• _EXERCISE DIRECTIONS_: Return all lines that include the string "koskee".
* * * * * * * * *
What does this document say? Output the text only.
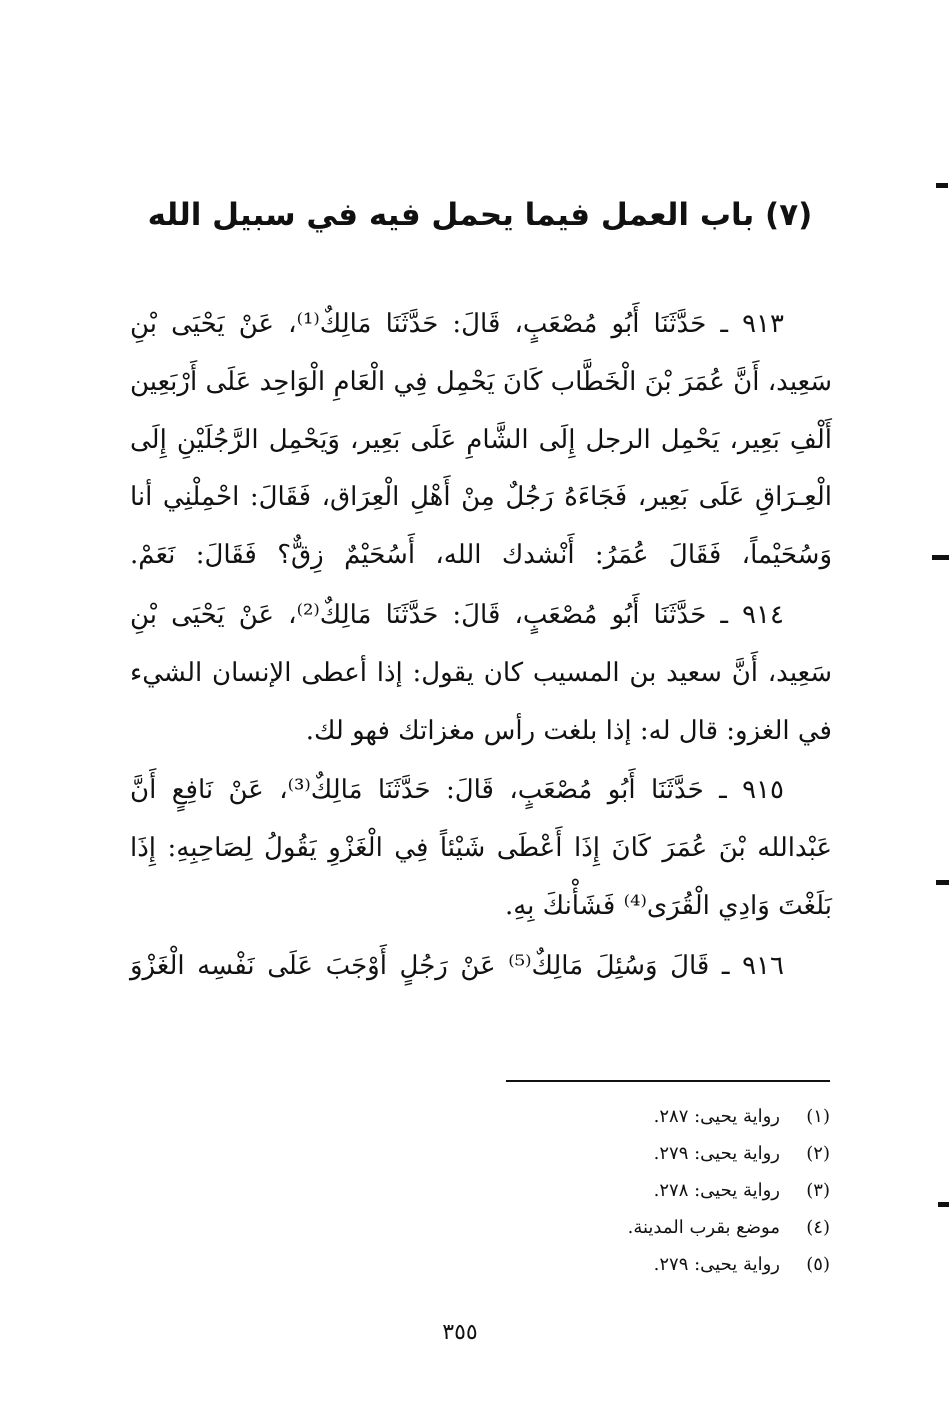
(٧) باب العمل فيما يحمل فيه في سبيل الله

٩١٣ ـ حَدَّثَنَا أَبُو مُصْعَبٍ، قَالَ: حَدَّثَنَا مَالِكٌ⁽¹⁾، عَنْ يَحْيَى بْنِ سَعِيد، أَنَّ عُمَرَ بْنَ الْخَطَّاب كَانَ يَحْمِل فِي الْعَامِ الْوَاحِد عَلَى أَرْبَعِين أَلْفِ بَعِير، يَحْمِل الرجل إِلَى الشَّامِ عَلَى بَعِير، وَيَحْمِل الرَّجُلَيْنِ إِلَى الْعِـرَاقِ عَلَى بَعِير، فَجَاءَهُ رَجُلٌ مِنْ أَهْلِ الْعِرَاق، فَقَالَ: احْمِلْنِي أنا وَسُحَيْماً، فَقَالَ عُمَرُ: أَنْشدك الله، أَسُحَيْمٌ زِقٌّ؟ فَقَالَ: نَعَمْ.

٩١٤ ـ حَدَّثَنَا أَبُو مُصْعَبٍ، قَالَ: حَدَّثَنَا مَالِكٌ⁽²⁾، عَنْ يَحْيَى بْنِ سَعِيد، أَنَّ سعيد بن المسيب كان يقول: إذا أعطى الإنسان الشيء في الغزو: قال له: إذا بلغت رأس مغزاتك فهو لك.

٩١٥ ـ حَدَّثَنَا أَبُو مُصْعَبٍ، قَالَ: حَدَّثَنَا مَالِكٌ⁽³⁾، عَنْ نَافِعٍ أَنَّ عَبْدالله بْنَ عُمَرَ كَانَ إِذَا أَعْطَى شَيْئاً فِي الْغَزْوِ يَقُولُ لِصَاحِبِهِ: إِذَا بَلَغْتَ وَادِي الْقُرَى⁽⁴⁾ فَشَأْنكَ بِهِ.

٩١٦ ـ قَالَ وَسُئِلَ مَالِكٌ⁽⁵⁾ عَنْ رَجُلٍ أَوْجَبَ عَلَى نَفْسِه الْغَزْوَ

(١)
رواية يحيى: ٢٨٧.
(٢)
رواية يحيى: ٢٧٩.
(٣)
رواية يحيى: ٢٧٨.
(٤)
موضع بقرب المدينة.
(٥)
رواية يحيى: ٢٧٩.
٣٥٥
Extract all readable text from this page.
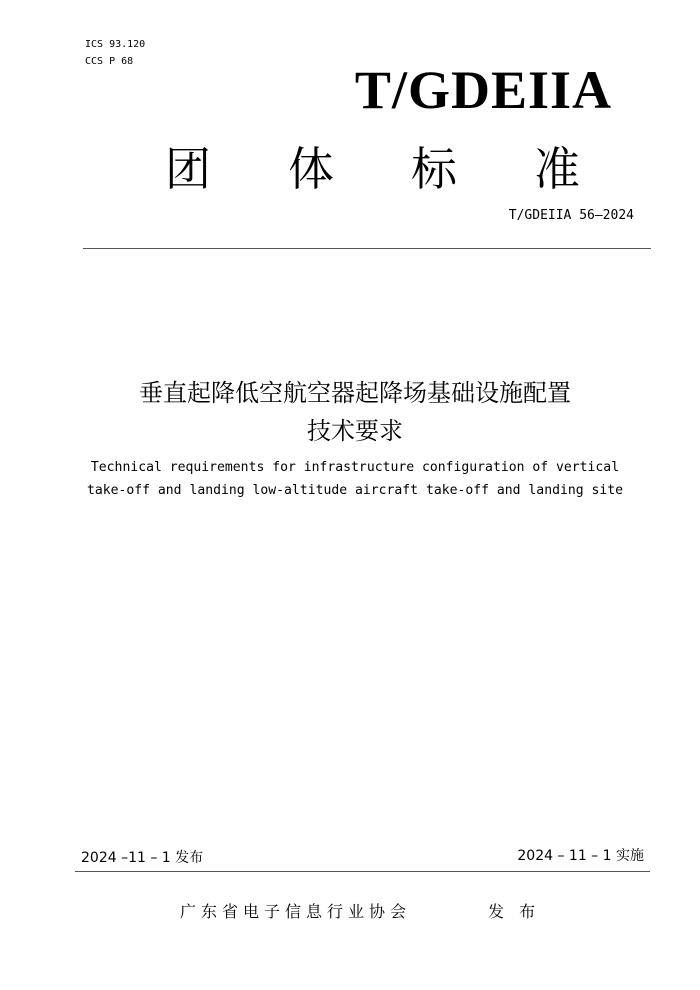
ICS 93.120
CCS P 68	T/GDEIIA
团 体 标 准
T/GDEIIA 56—2024
垂直起降低空航空器起降场基础设施配置
技术要求
Technical requirements for infrastructure configuration of vertical
take-off and landing low-altitude aircraft take-off and landing site
2024 –11 – 1 发布	2024 – 11 – 1 实施
广东省电子信息行业协会	发 布
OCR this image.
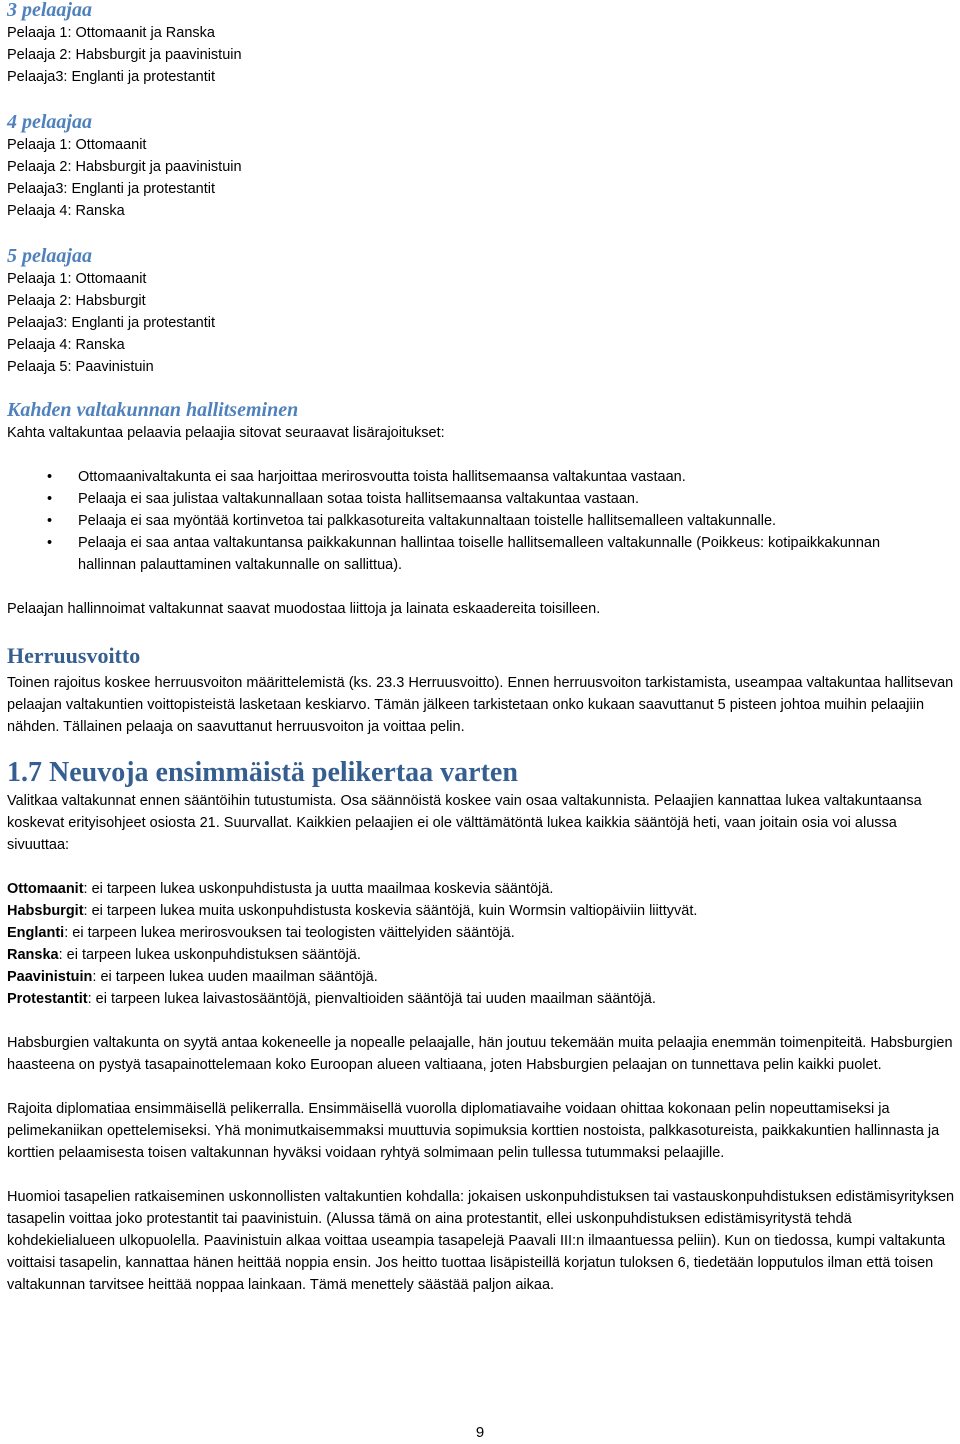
3 pelaajaa

Pelaaja 1: Ottomaanit ja Ranska

Pelaaja 2: Habsburgit ja paavinistuin

Pelaaja3: Englanti ja protestantit

4 pelaajaa

Pelaaja 1: Ottomaanit

Pelaaja 2: Habsburgit ja paavinistuin

Pelaaja3: Englanti ja protestantit

Pelaaja 4: Ranska

5 pelaajaa

Pelaaja 1: Ottomaanit

Pelaaja 2: Habsburgit

Pelaaja3: Englanti ja protestantit

Pelaaja 4: Ranska

Pelaaja 5: Paavinistuin

Kahden valtakunnan hallitseminen

Kahta valtakuntaa pelaavia pelaajia sitovat seuraavat lisärajoitukset:

• Ottomaanivaltakunta ei saa harjoittaa merirosvoutta toista hallitsemaansa valtakuntaa vastaan.
• Pelaaja ei saa julistaa valtakunnallaan sotaa toista hallitsemaansa valtakuntaa vastaan.
• Pelaaja ei saa myöntää kortinvetoa tai palkkasotureita valtakunnaltaan toistelle hallitsemalleen valtakunnalle.
• Pelaaja ei saa antaa valtakuntansa paikkakunnan hallintaa toiselle hallitsemalleen valtakunnalle (Poikkeus: kotipaikkakunnan hallinnan palauttaminen valtakunnalle on sallittua).

Pelaajan hallinnoimat valtakunnat saavat muodostaa liittoja ja lainata eskaadereita toisilleen.

Herruusvoitto

Toinen rajoitus koskee herruusvoiton määrittelemistä (ks. 23.3 Herruusvoitto). Ennen herruusvoiton tarkistamista, useampaa valtakuntaa hallitsevan pelaajan valtakuntien voittopisteistä lasketaan keskiarvo. Tämän jälkeen tarkistetaan onko kukaan saavuttanut 5 pisteen johtoa muihin pelaajiin nähden. Tällainen pelaaja on saavuttanut herruusvoiton ja voittaa pelin.

1.7 Neuvoja ensimmäistä pelikertaa varten

Valitkaa valtakunnat ennen sääntöihin tutustumista. Osa säännöistä koskee vain osaa valtakunnista. Pelaajien kannattaa lukea valtakuntaansa koskevat erityisohjeet osiosta 21. Suurvallat. Kaikkien pelaajien ei ole välttämätöntä lukea kaikkia sääntöjä heti, vaan joitain osia voi alussa sivuuttaa:

Ottomaanit: ei tarpeen lukea uskonpuhdistusta ja uutta maailmaa koskevia sääntöjä.

Habsburgit: ei tarpeen lukea muita uskonpuhdistusta koskevia sääntöjä, kuin Wormsin valtiopäiviin liittyvät.

Englanti: ei tarpeen lukea merirosvouksen tai teologisten väittelyiden sääntöjä.

Ranska: ei tarpeen lukea uskonpuhdistuksen sääntöjä.

Paavinistuin: ei tarpeen lukea uuden maailman sääntöjä.

Protestantit: ei tarpeen lukea laivastosääntöjä, pienvaltioiden sääntöjä tai uuden maailman sääntöjä.

Habsburgien valtakunta on syytä antaa kokeneelle ja nopealle pelaajalle, hän joutuu tekemään muita pelaajia enemmän toimenpiteitä. Habsburgien haasteena on pystyä tasapainottelemaan koko Euroopan alueen valtiaana, joten Habsburgien pelaajan on tunnettava pelin kaikki puolet.

Rajoita diplomatiaa ensimmäisellä pelikerralla. Ensimmäisellä vuorolla diplomatiavaihe voidaan ohittaa kokonaan pelin nopeuttamiseksi ja pelimekaniikan opettelemiseksi. Yhä monimutkaisemmaksi muuttuvia sopimuksia korttien nostoista, palkkasotureista, paikkakuntien hallinnasta ja korttien pelaamisesta toisen valtakunnan hyväksi voidaan ryhtyä solmimaan pelin tullessa tutummaksi pelaajille.

Huomioi tasapelien ratkaiseminen uskonnollisten valtakuntien kohdalla: jokaisen uskonpuhdistuksen tai vastauskonpuhdistuksen edistämisyrityksen tasapelin voittaa joko protestantit tai paavinistuin. (Alussa tämä on aina protestantit, ellei uskonpuhdistuksen edistämisyritystä tehdä kohdekielialueen ulkopuolella. Paavinistuin alkaa voittaa useampia tasapelejä Paavali III:n ilmaantuessa peliin). Kun on tiedossa, kumpi valtakunta voittaisi tasapelin, kannattaa hänen heittää noppia ensin. Jos heitto tuottaa lisäpisteillä korjatun tuloksen 6, tiedetään lopputulos ilman että toisen valtakunnan tarvitsee heittää noppaa lainkaan. Tämä menettely säästää paljon aikaa.

9
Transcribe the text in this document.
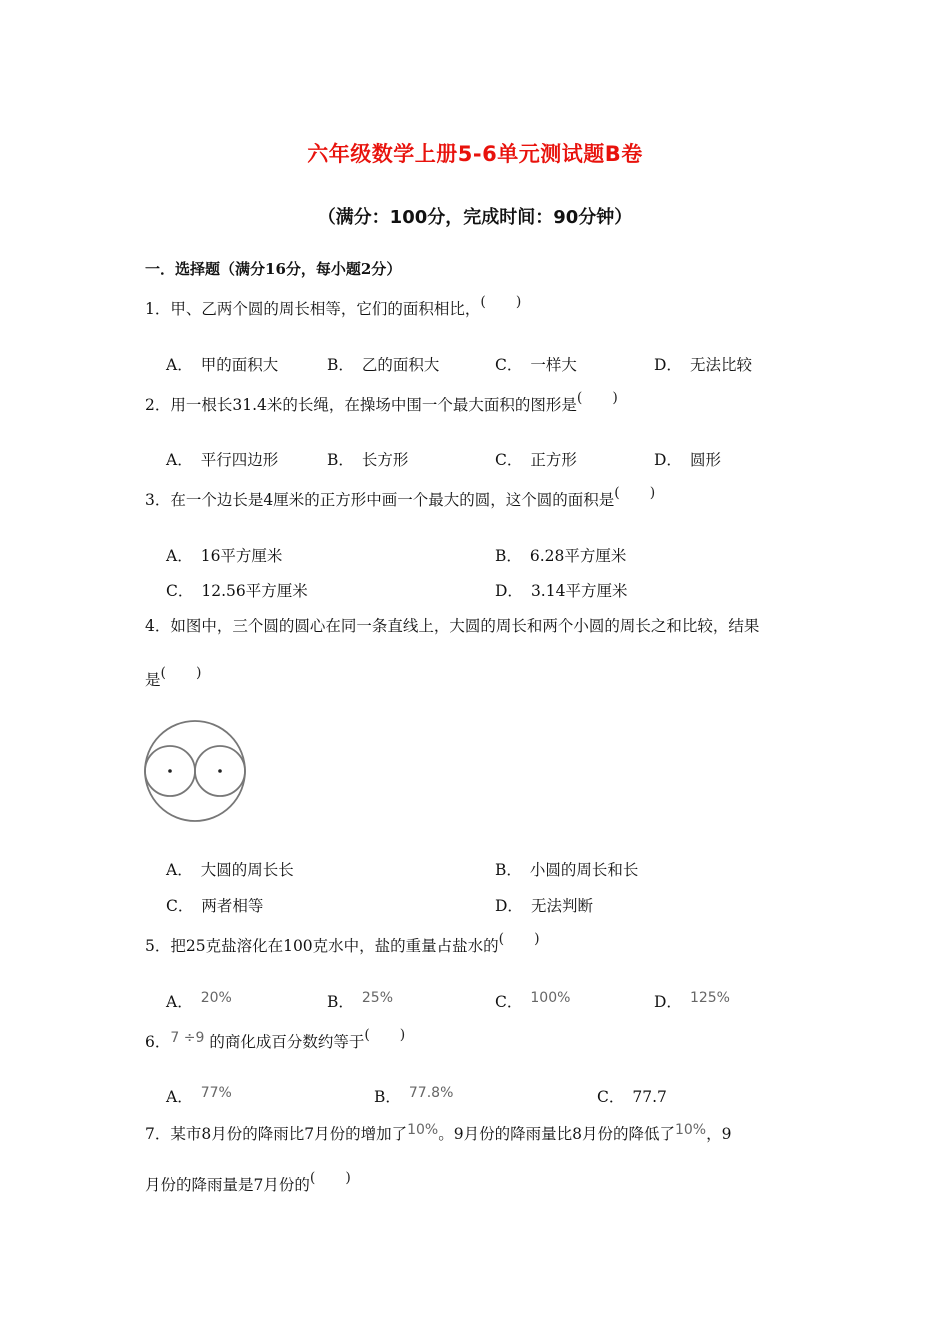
六年级数学上册5-6单元测试题B卷
（满分：100分，完成时间：90分钟）
一．选择题（满分16分，每小题2分）
1．甲、乙两个圆的周长相等，它们的面积相比，( )
A． 甲的面积大	B． 乙的面积大	C． 一样大	D． 无法比较
2．用一根长31.4米的长绳，在操场中围一个最大面积的图形是( )
A． 平行四边形	B． 长方形	C． 正方形	D． 圆形
3．在一个边长是4厘米的正方形中画一个最大的圆，这个圆的面积是( )
A． 16平方厘米	B． 6.28平方厘米
C． 12.56平方厘米	D． 3.14平方厘米
4．如图中，三个圆的圆心在同一条直线上，大圆的周长和两个小圆的周长之和比较，结果
是( )
A． 大圆的周长长	B． 小圆的周长和长
C． 两者相等	D． 无法判断
5．把25克盐溶化在100克水中，盐的重量占盐水的( )
A． 20%	B． 25%	C． 100%	D． 125%
6．7 ÷9 的商化成百分数约等于( )
A． 77%	B． 77.8%	C． 77.7
7．某市8月份的降雨比7月份的增加了10%。9月份的降雨量比8月份的降低了10%，9
月份的降雨量是7月份的( )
* * * * * * * * *
• _OUTPUT OF THE EXERCISE_:
Toinen rajoitus koskee herruusvoiton määrittelemistä (ks. 23.3 Herruusvoitto). Ennen herruusvoiton tarkistamista, useampaa valtakuntaa hallitsevan pelaajan valtakuntien voittopisteistä lasketaan keskiarvo. Tämän jälkeen tarkistetaan onko kukaan saavuttanut 5 pisteen johtoa muihin pelaajiin nähden. Tällainen pelaaja on saavuttanut herruusvoiton ja voittaa pelin.
Valitkaa valtakunnat ennen sääntöihin tutustumista. Osa säännöistä koskee vain osaa valtakunnista. Pelaajien kannattaa lukea valtakuntaansa koskevat erityisohjeet osiosta 21. Suurvallat. Kaikkien pelaajien ei ole välttämätöntä lukea kaikkia sääntöjä heti, vaan joitain osia voi alussa sivuuttaa:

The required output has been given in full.